(Figure contents as structured data)
-------
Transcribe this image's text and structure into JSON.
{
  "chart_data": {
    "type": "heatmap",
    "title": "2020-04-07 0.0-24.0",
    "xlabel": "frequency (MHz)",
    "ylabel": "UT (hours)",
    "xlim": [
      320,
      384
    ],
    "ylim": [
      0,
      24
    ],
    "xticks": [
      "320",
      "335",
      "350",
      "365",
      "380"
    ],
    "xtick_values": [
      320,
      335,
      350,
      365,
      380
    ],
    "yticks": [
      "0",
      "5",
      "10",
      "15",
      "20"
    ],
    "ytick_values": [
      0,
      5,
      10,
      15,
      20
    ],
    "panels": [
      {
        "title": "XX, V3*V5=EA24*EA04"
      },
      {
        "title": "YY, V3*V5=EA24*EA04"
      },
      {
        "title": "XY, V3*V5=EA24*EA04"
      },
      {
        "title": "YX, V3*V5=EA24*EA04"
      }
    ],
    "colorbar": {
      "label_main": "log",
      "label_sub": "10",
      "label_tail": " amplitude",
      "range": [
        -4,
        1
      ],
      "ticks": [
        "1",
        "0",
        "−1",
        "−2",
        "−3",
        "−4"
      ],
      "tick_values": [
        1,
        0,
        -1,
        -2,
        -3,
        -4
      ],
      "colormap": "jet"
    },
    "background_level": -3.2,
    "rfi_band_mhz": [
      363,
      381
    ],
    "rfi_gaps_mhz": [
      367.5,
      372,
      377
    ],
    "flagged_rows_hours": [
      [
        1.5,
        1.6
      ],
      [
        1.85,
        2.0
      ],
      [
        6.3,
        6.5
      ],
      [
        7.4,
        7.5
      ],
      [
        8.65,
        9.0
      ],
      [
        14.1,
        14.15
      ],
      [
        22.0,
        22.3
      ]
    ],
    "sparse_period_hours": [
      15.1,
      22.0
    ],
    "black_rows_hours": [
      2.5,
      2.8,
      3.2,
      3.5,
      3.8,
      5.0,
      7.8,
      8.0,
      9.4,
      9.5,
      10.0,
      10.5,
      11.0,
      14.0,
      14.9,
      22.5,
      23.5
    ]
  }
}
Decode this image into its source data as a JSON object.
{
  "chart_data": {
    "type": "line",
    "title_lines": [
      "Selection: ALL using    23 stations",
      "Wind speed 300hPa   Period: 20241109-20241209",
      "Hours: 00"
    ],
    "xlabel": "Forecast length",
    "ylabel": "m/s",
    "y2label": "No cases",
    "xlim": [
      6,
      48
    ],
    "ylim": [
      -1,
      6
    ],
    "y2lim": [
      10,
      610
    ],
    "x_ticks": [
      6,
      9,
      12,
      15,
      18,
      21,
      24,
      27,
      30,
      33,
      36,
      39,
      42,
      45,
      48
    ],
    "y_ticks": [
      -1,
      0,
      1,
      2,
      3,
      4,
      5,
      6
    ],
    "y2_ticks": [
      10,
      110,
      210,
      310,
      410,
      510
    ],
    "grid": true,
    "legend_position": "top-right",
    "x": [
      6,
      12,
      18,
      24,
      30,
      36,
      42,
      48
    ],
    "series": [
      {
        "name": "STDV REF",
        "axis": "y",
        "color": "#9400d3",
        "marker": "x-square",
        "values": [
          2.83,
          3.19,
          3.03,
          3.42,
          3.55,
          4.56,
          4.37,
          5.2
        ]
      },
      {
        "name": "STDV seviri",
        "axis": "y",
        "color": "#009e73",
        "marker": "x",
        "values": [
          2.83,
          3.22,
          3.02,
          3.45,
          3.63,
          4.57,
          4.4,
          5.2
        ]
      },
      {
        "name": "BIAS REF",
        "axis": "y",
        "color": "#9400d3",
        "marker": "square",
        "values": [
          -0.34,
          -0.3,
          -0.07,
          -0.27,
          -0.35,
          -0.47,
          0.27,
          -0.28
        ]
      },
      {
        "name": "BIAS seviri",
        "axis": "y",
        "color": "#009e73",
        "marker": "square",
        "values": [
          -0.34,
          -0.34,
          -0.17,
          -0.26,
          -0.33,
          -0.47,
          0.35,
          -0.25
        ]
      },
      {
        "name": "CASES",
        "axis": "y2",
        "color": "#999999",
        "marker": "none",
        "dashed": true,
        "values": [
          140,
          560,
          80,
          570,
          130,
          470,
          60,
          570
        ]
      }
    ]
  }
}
-------
*TASK REQUIREMENTS*
Go through the records above, find every line with the word "name", and list those lines.

*RESPONSE TO THIS EXERCISE*
        "name": "STDV REF",
        "name": "STDV seviri",
        "name": "BIAS REF",
        "name": "BIAS seviri",
        "name": "CASES",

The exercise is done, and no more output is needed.